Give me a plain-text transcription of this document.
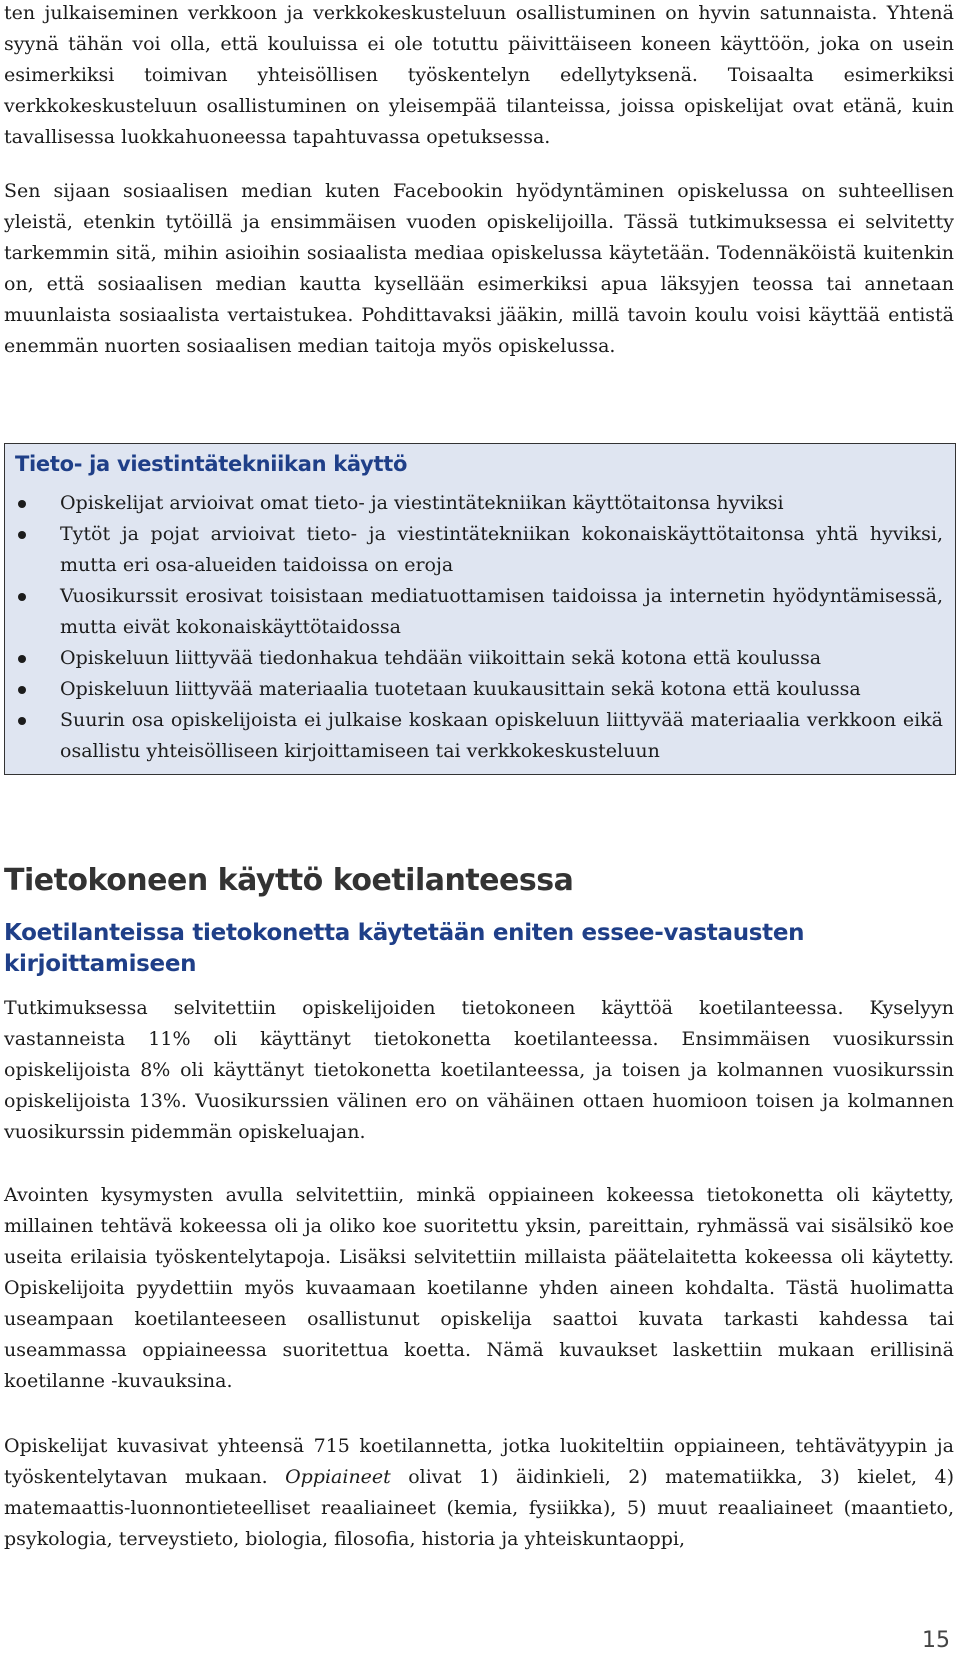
ten julkaiseminen verkkoon ja verkkokeskusteluun osallistuminen on hyvin satunnaista. Yhtenä syynä tähän voi olla, että kouluissa ei ole totuttu päivittäiseen koneen käyttöön, joka on usein esimerkiksi toimivan yhteisöllisen työskentelyn edellytyksenä. Toisaalta esimerkiksi verkkokeskusteluun osallistuminen on yleisempää tilanteissa, joissa opiskelijat ovat etänä, kuin tavallisessa luokkahuoneessa tapahtuvassa opetuksessa.

Sen sijaan sosiaalisen median kuten Facebookin hyödyntäminen opiskelussa on suhteellisen yleistä, etenkin tytöillä ja ensimmäisen vuoden opiskelijoilla. Tässä tutkimuksessa ei selvitetty tarkemmin sitä, mihin asioihin sosiaalista mediaa opiskelussa käytetään. Todennäköistä kuitenkin on, että sosiaalisen median kautta kysellään esimerkiksi apua läksyjen teossa tai annetaan muunlaista sosiaalista vertaistukea. Pohdittavaksi jääkin, millä tavoin koulu voisi käyttää entistä enemmän nuorten sosiaalisen median taitoja myös opiskelussa.

Tieto- ja viestintätekniikan käyttö
Opiskelijat arvioivat omat tieto- ja viestintätekniikan käyttötaitonsa hyviksi
Tytöt ja pojat arvioivat tieto- ja viestintätekniikan kokonaiskäyttötaitonsa yhtä hyviksi, mutta eri osa-alueiden taidoissa on eroja
Vuosikurssit erosivat toisistaan mediatuottamisen taidoissa ja internetin hyödyntämisessä, mutta eivät kokonaiskäyttötaidossa
Opiskeluun liittyvää tiedonhakua tehdään viikoittain sekä kotona että koulussa
Opiskeluun liittyvää materiaalia tuotetaan kuukausittain sekä kotona että koulussa
Suurin osa opiskelijoista ei julkaise koskaan opiskeluun liittyvää materiaalia verkkoon eikä osallistu yhteisölliseen kirjoittamiseen tai verkkokeskusteluun
Tietokoneen käyttö koetilanteessa
Koetilanteissa tietokonetta käytetään eniten essee-vastausten kirjoittamiseen

Tutkimuksessa selvitettiin opiskelijoiden tietokoneen käyttöä koetilanteessa. Kyselyyn vastanneista 11% oli käyttänyt tietokonetta koetilanteessa. Ensimmäisen vuosikurssin opiskelijoista 8% oli käyttänyt tietokonetta koetilanteessa, ja toisen ja kolmannen vuosikurssin opiskelijoista 13%. Vuosikurssien välinen ero on vähäinen ottaen huomioon toisen ja kolmannen vuosikurssin pidemmän opiskeluajan.

Avointen kysymysten avulla selvitettiin, minkä oppiaineen kokeessa tietokonetta oli käytetty, millainen tehtävä kokeessa oli ja oliko koe suoritettu yksin, pareittain, ryhmässä vai sisälsikö koe useita erilaisia työskentelytapoja. Lisäksi selvitettiin millaista päätelaitetta kokeessa oli käytetty. Opiskelijoita pyydettiin myös kuvaamaan koetilanne yhden aineen kohdalta. Tästä huolimatta useampaan koetilanteeseen osallistunut opiskelija saattoi kuvata tarkasti kahdessa tai useammassa oppiaineessa suoritettua koetta. Nämä kuvaukset laskettiin mukaan erillisinä koetilanne -kuvauksina.

Opiskelijat kuvasivat yhteensä 715 koetilannetta, jotka luokiteltiin oppiaineen, tehtävätyypin ja työskentelytavan mukaan. Oppiaineet olivat 1) äidinkieli, 2) matematiikka, 3) kielet, 4) matemaattis-luonnontieteelliset reaaliaineet (kemia, fysiikka), 5) muut reaaliaineet (maantieto, psykologia, terveystieto, biologia, filosofia, historia ja yhteiskuntaoppi,

15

□ □ □ □ □

▶ **PROBLEM STATEMENT**: Select every line of the material above holding the word "liittyvää" and copy it.

▶ **THE ANSWER**:
Opiskeluun liittyvää tiedonhakua tehdään viikoittain sekä kotona että koulussa
Opiskeluun liittyvää materiaalia tuotetaan kuukausittain sekä kotona että koulussa
Suurin osa opiskelijoista ei julkaise koskaan opiskeluun liittyvää materiaalia verkkoon eikä osallistu yhteisölliseen kirjoittamiseen tai verkkokeskusteluun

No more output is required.